## EXERCISE GOAL
Give a verbatim repeat of the lines that run from the line containing "Convert this screenshot" to the end of the data below.

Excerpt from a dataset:
──────────

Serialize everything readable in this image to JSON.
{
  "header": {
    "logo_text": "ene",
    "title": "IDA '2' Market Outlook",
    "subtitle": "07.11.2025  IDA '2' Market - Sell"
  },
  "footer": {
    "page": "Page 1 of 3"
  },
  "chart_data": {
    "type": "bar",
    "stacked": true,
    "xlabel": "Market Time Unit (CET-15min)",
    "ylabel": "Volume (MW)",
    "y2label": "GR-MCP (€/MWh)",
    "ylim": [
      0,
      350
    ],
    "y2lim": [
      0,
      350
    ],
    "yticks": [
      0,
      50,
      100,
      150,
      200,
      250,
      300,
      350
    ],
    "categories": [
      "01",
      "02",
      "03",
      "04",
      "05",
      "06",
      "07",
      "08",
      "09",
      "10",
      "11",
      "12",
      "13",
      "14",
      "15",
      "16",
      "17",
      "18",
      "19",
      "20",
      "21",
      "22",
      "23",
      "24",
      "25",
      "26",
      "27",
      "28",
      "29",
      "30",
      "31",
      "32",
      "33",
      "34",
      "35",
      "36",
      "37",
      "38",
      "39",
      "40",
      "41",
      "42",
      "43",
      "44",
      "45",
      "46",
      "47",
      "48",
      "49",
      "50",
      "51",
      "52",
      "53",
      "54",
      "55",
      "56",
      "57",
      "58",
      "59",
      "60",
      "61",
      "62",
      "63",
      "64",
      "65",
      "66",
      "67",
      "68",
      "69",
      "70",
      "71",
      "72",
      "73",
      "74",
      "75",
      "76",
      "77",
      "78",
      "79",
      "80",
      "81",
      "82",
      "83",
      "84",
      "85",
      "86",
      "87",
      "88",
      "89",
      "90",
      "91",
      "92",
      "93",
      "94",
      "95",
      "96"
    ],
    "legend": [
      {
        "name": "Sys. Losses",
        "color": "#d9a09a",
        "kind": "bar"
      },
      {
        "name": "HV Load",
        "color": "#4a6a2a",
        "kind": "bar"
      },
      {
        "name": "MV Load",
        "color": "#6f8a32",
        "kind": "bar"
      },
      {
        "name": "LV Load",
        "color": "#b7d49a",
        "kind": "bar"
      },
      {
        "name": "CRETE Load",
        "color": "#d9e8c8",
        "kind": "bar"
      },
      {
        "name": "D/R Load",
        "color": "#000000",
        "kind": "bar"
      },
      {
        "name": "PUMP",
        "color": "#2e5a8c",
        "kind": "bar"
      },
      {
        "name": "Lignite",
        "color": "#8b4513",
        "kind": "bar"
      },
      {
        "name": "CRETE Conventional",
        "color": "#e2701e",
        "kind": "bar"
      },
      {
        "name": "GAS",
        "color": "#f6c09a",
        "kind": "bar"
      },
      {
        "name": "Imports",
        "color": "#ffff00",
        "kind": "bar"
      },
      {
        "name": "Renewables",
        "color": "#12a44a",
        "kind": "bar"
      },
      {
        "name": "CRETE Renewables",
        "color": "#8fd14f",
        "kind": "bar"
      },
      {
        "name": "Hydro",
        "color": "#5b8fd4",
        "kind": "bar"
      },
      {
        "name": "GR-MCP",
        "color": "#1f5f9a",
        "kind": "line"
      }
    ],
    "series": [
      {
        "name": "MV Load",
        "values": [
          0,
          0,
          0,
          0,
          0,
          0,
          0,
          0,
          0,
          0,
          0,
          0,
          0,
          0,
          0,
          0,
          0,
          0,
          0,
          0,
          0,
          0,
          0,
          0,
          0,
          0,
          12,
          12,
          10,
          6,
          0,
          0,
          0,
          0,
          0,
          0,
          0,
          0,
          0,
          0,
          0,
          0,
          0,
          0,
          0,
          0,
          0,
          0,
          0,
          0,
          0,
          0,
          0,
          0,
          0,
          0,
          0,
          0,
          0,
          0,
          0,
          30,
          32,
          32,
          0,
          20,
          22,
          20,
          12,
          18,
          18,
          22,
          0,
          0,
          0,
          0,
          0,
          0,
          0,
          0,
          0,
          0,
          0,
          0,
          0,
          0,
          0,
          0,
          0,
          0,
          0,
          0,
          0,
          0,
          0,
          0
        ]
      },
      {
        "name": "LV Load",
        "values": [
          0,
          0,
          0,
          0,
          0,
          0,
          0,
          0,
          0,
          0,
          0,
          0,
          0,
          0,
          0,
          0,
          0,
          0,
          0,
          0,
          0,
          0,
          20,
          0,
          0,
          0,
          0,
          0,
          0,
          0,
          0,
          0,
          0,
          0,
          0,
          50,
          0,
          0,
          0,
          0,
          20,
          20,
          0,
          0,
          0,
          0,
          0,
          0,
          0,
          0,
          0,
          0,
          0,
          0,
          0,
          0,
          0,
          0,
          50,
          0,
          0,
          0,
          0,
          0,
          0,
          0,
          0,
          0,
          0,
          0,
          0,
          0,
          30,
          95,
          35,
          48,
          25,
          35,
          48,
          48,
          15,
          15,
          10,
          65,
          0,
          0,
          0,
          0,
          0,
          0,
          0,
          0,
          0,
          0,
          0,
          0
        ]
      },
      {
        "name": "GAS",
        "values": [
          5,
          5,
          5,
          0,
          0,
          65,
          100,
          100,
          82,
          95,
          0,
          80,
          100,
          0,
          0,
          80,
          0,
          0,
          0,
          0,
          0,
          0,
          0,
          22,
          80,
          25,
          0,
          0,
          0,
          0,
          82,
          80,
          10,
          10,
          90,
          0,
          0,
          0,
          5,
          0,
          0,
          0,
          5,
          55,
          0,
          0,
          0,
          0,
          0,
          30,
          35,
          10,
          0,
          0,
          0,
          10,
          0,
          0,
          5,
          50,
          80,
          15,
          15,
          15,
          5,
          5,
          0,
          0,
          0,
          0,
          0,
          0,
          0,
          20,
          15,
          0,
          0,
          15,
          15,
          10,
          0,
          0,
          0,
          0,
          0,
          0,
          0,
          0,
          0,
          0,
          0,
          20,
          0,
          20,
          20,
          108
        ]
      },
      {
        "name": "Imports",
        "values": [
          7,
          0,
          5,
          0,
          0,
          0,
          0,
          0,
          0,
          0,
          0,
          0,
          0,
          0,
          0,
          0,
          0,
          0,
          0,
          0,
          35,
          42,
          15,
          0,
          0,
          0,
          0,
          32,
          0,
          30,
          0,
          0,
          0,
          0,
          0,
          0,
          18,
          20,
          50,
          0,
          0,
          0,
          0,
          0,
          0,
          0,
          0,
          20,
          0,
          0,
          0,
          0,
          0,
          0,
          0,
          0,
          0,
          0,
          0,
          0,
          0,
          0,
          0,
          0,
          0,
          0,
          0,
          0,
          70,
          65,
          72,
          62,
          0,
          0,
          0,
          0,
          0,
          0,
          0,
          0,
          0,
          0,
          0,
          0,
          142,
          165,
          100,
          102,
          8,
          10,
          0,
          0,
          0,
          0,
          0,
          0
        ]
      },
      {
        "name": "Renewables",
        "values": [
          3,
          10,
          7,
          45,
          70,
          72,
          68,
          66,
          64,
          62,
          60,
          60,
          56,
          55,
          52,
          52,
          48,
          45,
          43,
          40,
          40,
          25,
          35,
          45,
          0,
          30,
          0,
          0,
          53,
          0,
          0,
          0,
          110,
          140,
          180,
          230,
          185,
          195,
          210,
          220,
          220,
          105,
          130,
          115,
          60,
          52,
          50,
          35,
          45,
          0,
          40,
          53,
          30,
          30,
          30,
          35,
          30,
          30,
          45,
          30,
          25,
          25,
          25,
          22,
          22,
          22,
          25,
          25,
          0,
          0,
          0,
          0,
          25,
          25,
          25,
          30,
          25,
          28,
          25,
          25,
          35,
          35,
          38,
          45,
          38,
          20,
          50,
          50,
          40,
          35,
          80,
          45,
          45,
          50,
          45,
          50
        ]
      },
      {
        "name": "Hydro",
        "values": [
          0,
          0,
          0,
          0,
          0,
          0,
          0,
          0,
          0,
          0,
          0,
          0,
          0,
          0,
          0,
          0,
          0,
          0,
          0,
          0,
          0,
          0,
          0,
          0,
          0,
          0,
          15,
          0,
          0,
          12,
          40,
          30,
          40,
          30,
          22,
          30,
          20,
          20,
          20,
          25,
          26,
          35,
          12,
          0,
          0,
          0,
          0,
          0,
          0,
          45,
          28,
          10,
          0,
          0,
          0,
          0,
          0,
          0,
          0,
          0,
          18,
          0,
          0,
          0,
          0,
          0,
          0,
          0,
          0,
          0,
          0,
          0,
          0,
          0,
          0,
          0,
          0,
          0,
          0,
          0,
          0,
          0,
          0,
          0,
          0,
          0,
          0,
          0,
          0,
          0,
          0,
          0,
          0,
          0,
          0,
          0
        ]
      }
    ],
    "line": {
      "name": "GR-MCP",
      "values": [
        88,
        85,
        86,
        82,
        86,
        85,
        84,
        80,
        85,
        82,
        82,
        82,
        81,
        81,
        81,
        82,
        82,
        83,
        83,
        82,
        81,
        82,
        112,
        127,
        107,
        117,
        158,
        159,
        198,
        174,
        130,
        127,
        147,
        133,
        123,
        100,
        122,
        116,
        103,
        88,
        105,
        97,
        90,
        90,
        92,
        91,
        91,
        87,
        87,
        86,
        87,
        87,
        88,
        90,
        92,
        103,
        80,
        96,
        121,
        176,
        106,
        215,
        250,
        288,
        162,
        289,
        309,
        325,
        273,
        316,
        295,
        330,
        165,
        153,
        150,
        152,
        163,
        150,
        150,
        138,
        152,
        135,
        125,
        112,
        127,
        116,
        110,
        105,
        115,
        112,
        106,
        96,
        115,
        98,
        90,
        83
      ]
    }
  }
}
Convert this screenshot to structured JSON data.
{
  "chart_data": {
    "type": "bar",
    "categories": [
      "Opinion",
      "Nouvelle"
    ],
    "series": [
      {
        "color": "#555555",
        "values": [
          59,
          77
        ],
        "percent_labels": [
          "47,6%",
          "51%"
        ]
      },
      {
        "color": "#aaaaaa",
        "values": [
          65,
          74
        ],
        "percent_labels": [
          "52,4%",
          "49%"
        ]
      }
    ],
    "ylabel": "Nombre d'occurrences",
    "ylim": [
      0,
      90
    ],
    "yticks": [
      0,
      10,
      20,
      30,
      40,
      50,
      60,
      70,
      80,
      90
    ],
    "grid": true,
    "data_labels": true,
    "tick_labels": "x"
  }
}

──────────

## RESPONSE TO THIS TASK
Convert this screenshot to structured JSON data.
{
  "chart_data": {
    "type": "bar",
    "categories": [
      "Opinion",
      "Nouvelle"
    ],
    "series": [
      {
        "color": "#555555",
        "values": [
          59,
          77
        ],
        "percent_labels": [
          "47,6%",
          "51%"
        ]
      },
      {
        "color": "#aaaaaa",
        "values": [
          65,
          74
        ],
        "percent_labels": [
          "52,4%",
          "49%"
        ]
      }
    ],
    "ylabel": "Nombre d'occurrences",
    "ylim": [
      0,
      90
    ],
    "yticks": [
      0,
      10,
      20,
      30,
      40,
      50,
      60,
      70,
      80,
      90
    ],
    "grid": true,
    "data_labels": true,
    "tick_labels": "x"
  }
}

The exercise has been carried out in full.